→ Work required
Filter the entries below, keeping only lines with the word "page".

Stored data
* BEGIN *
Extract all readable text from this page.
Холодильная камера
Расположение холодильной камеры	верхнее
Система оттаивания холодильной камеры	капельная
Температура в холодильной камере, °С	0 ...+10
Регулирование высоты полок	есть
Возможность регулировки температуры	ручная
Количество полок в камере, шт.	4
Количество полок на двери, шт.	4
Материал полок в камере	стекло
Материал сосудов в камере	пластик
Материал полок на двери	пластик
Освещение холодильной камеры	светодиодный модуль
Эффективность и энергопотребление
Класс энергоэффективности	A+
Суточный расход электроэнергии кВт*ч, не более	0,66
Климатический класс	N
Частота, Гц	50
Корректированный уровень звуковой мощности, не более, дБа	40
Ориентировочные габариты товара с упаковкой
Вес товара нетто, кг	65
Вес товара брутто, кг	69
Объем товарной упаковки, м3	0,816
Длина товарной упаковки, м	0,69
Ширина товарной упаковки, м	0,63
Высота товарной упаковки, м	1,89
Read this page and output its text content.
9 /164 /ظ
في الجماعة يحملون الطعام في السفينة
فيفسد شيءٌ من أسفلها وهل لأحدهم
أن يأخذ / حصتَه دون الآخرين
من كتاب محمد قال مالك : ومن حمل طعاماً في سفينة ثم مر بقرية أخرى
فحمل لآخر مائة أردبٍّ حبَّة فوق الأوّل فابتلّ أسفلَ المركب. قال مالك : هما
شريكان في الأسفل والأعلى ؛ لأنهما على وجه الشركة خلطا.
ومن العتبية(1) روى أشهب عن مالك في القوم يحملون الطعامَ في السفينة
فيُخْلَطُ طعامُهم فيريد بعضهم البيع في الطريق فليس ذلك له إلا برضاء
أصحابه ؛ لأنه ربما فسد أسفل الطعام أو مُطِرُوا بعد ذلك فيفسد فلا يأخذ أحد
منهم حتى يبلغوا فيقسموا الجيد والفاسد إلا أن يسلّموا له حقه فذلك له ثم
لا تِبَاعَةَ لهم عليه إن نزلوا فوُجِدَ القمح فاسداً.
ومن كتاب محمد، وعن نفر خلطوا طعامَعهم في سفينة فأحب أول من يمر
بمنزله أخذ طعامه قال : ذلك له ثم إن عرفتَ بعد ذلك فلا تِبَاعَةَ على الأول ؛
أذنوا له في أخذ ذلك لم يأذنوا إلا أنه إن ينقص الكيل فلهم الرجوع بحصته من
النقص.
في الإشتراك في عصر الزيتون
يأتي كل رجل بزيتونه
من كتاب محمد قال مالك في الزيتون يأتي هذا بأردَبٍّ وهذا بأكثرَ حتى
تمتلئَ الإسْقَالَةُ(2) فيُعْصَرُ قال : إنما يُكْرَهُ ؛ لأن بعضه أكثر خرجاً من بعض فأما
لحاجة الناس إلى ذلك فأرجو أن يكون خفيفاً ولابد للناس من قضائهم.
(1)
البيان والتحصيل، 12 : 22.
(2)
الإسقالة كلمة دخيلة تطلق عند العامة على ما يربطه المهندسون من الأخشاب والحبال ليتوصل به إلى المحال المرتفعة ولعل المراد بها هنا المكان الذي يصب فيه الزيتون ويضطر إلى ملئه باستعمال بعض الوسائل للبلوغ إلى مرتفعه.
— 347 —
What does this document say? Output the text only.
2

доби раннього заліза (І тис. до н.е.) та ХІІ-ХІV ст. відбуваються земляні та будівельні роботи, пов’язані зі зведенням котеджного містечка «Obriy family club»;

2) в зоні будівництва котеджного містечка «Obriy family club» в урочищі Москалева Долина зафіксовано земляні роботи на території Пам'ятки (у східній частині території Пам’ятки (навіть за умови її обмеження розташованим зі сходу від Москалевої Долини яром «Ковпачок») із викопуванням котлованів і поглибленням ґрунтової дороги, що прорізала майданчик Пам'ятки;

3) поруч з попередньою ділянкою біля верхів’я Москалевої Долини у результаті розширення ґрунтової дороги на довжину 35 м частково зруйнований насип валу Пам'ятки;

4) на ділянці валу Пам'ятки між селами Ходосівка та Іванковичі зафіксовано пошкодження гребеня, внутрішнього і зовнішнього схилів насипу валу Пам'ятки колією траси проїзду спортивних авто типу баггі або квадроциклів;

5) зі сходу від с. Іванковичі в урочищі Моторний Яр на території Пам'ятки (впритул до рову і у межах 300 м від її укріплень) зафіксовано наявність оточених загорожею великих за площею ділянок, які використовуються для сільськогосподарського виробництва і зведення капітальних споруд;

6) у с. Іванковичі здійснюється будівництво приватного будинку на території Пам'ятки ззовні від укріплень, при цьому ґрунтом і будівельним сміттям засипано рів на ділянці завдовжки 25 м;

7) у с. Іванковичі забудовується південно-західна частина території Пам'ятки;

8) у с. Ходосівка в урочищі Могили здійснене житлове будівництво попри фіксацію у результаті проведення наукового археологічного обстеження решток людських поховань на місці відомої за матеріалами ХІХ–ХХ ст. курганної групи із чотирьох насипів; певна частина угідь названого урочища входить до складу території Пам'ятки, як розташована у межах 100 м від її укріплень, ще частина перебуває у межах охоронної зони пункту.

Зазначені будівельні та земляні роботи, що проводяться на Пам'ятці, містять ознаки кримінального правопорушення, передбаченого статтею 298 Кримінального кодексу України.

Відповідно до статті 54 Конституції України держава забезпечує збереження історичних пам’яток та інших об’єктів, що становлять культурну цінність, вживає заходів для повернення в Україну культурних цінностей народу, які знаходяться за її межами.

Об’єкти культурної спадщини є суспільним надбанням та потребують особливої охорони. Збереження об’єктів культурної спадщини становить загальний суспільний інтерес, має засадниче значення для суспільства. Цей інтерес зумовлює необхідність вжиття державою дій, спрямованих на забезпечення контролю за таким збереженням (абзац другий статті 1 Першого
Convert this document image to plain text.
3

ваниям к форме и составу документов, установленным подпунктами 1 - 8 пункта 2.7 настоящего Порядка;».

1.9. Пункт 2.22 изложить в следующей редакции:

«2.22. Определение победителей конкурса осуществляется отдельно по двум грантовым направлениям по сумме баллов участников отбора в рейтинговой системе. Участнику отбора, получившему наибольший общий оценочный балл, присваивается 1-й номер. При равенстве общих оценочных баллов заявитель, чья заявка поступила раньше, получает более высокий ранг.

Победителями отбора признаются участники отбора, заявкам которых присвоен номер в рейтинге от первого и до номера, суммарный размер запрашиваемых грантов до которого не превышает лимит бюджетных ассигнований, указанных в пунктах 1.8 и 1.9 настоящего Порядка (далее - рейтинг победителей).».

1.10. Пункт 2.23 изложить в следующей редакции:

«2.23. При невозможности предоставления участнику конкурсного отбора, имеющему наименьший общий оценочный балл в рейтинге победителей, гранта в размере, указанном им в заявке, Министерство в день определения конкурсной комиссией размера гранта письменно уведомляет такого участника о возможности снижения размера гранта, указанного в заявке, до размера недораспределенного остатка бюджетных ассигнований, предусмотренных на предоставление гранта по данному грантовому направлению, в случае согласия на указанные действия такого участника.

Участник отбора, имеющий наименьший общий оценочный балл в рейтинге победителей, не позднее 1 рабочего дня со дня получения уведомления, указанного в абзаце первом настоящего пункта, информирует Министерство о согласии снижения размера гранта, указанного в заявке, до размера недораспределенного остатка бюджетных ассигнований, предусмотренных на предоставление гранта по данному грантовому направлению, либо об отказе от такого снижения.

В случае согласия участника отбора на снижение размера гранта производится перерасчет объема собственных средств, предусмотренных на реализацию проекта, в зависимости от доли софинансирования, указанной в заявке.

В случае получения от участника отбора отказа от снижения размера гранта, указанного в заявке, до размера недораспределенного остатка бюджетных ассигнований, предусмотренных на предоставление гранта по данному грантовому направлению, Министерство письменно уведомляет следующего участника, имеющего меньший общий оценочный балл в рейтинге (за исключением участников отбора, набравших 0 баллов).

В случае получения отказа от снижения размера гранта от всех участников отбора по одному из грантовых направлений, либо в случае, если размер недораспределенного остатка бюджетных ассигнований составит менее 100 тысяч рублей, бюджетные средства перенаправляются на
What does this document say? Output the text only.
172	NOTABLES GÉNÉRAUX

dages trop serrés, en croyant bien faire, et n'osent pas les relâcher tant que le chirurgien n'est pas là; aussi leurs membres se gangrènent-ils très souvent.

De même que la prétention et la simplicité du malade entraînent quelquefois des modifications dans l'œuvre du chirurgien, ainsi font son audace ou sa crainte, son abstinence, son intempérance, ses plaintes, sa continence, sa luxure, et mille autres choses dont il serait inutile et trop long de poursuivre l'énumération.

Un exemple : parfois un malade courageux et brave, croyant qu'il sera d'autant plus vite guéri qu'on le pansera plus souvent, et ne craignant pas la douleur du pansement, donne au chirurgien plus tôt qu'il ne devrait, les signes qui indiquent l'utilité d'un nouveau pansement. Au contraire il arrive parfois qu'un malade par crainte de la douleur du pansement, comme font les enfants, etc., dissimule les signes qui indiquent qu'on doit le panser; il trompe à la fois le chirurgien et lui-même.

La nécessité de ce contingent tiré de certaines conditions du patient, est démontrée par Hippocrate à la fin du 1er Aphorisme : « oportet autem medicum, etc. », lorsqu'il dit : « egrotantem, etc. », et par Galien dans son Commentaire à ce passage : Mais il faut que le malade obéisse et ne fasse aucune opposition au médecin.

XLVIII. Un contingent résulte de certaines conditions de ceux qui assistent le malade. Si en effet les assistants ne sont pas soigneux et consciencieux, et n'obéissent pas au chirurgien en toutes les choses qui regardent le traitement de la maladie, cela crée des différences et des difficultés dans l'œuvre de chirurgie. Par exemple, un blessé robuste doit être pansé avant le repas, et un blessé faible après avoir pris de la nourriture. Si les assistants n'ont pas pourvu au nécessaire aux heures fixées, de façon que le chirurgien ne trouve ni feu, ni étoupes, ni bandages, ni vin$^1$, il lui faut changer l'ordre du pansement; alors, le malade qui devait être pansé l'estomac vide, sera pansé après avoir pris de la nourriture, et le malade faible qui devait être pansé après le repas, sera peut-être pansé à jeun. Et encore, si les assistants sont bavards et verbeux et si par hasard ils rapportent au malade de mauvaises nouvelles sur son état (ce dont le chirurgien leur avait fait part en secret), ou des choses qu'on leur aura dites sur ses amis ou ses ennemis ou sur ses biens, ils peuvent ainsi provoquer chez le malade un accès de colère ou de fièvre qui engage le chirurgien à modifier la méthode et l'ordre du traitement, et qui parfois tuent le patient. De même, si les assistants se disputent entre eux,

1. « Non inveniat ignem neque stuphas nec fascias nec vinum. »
* END *
→ Answer for this exercise
Extract all readable text from this page.
Read this page and output its text content.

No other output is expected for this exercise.